[begin Data supplied]

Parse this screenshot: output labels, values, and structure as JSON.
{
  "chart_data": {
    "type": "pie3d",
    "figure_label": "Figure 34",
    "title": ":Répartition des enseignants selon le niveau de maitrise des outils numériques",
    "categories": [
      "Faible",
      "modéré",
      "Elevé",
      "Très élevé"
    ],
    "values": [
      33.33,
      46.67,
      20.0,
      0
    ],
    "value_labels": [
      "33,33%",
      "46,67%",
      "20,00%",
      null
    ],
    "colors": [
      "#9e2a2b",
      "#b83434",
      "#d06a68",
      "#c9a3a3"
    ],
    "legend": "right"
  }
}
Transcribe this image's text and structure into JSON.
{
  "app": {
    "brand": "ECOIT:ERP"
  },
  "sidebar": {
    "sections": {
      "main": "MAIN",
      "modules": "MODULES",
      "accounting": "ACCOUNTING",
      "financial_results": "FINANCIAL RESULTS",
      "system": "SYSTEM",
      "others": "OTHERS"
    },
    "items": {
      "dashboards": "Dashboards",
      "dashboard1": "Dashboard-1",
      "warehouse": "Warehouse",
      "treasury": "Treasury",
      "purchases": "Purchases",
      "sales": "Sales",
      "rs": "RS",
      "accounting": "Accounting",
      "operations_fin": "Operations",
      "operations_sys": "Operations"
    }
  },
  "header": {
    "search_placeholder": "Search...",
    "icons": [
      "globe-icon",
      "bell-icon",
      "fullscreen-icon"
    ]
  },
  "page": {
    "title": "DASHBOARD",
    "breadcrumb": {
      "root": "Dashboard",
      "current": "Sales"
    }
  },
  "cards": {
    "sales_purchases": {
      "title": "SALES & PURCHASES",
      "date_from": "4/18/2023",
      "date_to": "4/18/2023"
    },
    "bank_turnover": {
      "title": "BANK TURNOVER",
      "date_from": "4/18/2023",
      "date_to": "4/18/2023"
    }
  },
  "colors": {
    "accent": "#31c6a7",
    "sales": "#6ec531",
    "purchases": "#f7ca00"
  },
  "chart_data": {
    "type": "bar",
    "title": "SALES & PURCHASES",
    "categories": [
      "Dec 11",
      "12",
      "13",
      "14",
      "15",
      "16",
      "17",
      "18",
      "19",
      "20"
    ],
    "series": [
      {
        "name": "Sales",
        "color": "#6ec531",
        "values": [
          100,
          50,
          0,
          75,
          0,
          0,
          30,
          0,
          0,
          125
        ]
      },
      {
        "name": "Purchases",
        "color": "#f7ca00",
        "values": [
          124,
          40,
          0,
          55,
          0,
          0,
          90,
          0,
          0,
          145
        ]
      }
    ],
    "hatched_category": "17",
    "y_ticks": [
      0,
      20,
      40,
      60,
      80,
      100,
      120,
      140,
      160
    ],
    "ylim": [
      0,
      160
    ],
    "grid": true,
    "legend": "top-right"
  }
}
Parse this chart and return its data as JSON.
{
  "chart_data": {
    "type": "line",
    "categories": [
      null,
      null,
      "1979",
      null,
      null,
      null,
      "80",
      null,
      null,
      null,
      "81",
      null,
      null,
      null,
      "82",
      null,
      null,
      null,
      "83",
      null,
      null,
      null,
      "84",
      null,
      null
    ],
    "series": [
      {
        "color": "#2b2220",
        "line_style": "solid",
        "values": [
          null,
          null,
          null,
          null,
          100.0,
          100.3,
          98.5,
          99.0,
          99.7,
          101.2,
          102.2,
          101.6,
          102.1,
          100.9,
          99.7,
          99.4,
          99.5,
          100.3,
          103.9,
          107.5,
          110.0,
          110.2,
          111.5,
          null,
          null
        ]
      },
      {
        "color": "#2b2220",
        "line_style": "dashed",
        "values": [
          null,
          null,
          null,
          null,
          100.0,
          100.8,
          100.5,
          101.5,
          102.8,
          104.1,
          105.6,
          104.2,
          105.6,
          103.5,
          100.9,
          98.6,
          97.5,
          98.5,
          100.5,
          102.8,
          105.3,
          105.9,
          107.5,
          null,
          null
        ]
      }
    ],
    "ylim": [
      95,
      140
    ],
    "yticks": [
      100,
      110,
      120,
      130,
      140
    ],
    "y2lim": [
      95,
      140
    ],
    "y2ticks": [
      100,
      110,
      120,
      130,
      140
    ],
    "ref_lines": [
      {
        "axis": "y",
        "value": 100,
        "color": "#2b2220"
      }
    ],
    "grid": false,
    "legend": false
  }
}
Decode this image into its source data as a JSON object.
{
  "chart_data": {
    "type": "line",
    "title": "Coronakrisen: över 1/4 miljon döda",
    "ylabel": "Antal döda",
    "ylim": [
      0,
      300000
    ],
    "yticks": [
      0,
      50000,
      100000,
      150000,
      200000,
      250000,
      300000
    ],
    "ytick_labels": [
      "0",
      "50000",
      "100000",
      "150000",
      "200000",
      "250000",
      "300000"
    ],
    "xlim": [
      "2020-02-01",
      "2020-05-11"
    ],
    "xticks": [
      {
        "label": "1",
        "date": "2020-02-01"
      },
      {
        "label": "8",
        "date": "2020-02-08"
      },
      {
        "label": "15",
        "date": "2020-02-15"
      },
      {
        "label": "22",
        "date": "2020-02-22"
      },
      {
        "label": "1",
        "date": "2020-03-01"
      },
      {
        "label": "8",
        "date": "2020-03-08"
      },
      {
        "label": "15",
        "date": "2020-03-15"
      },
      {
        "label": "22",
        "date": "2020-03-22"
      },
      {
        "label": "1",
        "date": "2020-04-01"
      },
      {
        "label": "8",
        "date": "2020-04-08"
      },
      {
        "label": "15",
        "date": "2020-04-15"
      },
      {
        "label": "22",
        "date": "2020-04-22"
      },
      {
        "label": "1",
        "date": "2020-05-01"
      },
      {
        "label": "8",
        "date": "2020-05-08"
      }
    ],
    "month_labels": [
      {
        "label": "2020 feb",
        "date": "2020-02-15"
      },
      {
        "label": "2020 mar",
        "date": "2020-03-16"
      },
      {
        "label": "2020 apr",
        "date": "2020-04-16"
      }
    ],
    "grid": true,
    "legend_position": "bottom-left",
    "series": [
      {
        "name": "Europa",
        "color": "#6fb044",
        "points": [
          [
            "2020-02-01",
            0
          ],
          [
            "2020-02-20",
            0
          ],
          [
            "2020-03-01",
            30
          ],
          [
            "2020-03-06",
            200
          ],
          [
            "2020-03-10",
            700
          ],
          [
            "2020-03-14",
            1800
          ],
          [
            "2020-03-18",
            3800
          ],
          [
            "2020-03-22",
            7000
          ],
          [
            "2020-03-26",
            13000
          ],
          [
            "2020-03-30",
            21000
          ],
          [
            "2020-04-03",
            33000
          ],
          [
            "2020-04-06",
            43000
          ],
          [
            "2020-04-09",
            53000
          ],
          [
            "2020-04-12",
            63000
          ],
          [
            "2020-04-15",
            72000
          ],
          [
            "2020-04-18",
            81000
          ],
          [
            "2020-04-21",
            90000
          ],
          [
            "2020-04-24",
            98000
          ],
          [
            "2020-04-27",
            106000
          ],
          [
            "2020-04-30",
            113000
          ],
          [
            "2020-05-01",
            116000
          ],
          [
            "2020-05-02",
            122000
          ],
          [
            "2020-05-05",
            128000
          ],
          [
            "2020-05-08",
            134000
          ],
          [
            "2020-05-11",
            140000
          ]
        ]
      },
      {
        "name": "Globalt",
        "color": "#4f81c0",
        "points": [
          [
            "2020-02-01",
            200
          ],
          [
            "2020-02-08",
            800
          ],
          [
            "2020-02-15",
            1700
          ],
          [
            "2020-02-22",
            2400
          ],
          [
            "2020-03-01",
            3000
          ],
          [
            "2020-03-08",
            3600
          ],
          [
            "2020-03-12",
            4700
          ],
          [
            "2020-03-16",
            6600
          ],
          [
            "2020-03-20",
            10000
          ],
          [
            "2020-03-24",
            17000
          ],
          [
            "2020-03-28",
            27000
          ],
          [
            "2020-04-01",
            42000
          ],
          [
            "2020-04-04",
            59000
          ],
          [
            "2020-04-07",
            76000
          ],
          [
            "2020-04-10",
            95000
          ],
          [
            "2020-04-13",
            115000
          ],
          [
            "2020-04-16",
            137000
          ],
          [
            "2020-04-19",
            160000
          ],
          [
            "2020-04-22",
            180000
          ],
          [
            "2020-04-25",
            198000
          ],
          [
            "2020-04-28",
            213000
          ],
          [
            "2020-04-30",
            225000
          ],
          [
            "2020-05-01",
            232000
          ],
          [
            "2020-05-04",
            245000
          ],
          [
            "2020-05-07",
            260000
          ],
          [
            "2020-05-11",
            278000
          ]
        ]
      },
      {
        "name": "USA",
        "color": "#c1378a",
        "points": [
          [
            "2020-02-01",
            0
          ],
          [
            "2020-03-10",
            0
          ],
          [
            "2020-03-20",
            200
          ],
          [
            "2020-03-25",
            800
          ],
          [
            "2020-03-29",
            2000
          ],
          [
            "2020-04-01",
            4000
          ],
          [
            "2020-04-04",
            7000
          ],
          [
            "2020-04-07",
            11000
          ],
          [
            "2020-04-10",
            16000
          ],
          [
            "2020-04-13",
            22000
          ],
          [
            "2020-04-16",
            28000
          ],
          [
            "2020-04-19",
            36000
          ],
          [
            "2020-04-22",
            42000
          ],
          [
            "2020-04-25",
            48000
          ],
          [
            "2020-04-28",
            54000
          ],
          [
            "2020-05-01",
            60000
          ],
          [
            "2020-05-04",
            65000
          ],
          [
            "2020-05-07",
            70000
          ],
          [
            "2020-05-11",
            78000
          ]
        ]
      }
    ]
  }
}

[end Data supplied]

_What the task requires_
Scan the material above for the string "this" and report each line where you find it.

_Problem solution_
Parse this screenshot: output labels, values, and structure as JSON.
Transcribe this image's text and structure into JSON.
Parse this chart and return its data as JSON.
Decode this image into its source data as a JSON object.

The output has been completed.